DESCRIPTION OF THE TASK — Below are the records. Count the lines containing the string "是正确的", and reply with the number alone.

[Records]
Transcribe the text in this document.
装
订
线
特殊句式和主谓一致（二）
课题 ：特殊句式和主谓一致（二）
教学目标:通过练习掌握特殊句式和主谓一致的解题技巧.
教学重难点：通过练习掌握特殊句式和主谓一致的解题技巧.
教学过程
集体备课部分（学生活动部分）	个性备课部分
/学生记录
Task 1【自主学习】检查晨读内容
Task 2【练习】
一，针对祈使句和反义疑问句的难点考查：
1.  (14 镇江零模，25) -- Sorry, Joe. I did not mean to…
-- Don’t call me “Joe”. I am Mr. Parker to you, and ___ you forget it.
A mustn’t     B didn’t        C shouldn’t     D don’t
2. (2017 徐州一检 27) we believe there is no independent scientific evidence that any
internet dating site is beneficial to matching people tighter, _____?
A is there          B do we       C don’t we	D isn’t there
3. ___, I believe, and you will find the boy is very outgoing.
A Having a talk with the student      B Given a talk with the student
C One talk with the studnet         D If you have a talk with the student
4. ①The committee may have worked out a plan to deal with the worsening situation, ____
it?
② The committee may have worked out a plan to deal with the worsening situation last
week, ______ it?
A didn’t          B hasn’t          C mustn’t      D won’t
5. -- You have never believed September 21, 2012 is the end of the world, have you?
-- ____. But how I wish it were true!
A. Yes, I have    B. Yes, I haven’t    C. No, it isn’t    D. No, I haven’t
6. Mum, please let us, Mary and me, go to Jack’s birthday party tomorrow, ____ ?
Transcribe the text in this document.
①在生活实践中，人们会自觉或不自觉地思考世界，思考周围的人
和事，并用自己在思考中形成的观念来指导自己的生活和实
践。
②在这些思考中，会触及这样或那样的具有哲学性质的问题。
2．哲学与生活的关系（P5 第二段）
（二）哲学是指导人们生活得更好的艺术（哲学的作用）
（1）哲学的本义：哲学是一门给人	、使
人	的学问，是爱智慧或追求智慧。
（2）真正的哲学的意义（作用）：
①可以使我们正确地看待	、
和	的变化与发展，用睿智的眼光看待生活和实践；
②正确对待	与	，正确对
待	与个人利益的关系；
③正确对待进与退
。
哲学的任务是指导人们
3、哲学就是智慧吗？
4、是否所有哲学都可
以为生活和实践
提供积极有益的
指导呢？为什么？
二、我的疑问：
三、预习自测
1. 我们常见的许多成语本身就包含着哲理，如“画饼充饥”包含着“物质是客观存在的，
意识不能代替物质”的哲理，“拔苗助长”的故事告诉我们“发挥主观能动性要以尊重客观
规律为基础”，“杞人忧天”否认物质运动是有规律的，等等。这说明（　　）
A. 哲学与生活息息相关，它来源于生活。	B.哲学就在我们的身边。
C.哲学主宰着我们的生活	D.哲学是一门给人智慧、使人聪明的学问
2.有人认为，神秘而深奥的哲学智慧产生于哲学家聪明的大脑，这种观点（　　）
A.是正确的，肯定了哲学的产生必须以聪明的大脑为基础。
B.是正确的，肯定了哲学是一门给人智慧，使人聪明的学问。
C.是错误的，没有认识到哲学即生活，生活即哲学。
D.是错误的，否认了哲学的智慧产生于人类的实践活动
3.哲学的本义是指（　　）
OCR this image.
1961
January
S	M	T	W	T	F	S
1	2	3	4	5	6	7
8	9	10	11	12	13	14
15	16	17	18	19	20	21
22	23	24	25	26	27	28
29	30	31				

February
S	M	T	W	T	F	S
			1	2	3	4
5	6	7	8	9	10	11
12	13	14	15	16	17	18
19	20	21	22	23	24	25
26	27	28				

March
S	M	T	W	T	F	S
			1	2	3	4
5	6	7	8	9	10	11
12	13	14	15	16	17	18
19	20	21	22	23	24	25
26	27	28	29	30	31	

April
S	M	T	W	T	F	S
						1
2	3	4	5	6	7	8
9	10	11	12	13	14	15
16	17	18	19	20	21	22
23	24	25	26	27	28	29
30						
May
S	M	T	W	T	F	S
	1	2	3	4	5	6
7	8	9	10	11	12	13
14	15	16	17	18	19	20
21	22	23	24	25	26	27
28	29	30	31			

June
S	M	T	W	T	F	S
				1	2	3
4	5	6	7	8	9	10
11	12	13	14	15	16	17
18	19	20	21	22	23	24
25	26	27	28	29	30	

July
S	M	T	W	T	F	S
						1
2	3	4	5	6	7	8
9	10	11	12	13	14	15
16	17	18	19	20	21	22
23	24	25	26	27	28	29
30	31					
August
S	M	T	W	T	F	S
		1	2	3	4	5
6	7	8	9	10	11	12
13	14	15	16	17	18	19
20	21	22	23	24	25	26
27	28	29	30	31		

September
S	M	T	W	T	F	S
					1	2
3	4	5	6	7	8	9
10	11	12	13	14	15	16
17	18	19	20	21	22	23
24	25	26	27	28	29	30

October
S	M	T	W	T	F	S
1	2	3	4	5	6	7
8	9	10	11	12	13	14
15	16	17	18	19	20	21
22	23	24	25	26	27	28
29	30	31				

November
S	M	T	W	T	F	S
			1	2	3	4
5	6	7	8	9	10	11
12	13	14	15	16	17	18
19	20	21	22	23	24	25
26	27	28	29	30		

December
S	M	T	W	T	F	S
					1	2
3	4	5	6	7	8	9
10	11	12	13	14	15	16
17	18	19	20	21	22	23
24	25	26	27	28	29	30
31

COMPLETED TASK — 2